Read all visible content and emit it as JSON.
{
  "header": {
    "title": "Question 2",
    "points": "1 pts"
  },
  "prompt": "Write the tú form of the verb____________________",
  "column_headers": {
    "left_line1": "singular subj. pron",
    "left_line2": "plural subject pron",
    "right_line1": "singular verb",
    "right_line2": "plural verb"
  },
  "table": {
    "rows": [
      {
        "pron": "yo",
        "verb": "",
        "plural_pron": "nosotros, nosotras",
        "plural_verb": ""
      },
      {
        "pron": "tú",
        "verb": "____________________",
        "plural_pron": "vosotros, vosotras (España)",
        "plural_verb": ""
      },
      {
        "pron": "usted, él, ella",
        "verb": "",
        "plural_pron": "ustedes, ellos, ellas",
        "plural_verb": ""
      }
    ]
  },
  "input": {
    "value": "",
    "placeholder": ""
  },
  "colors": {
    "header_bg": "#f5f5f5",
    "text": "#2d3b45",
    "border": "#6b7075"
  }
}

Objective
Write out the records shown above, exactly as they appear.

Output for this exercise
Read all visible content and emit it as JSON.
{
  "header": {
    "title": "Question 2",
    "points": "1 pts"
  },
  "prompt": "Write the tú form of the verb____________________",
  "column_headers": {
    "left_line1": "singular subj. pron",
    "left_line2": "plural subject pron",
    "right_line1": "singular verb",
    "right_line2": "plural verb"
  },
  "table": {
    "rows": [
      {
        "pron": "yo",
        "verb": "",
        "plural_pron": "nosotros, nosotras",
        "plural_verb": ""
      },
      {
        "pron": "tú",
        "verb": "____________________",
        "plural_pron": "vosotros, vosotras (España)",
        "plural_verb": ""
      },
      {
        "pron": "usted, él, ella",
        "verb": "",
        "plural_pron": "ustedes, ellos, ellas",
        "plural_verb": ""
      }
    ]
  },
  "input": {
    "value": "",
    "placeholder": ""
  },
  "colors": {
    "header_bg": "#f5f5f5",
    "text": "#2d3b45",
    "border": "#6b7075"
  }
}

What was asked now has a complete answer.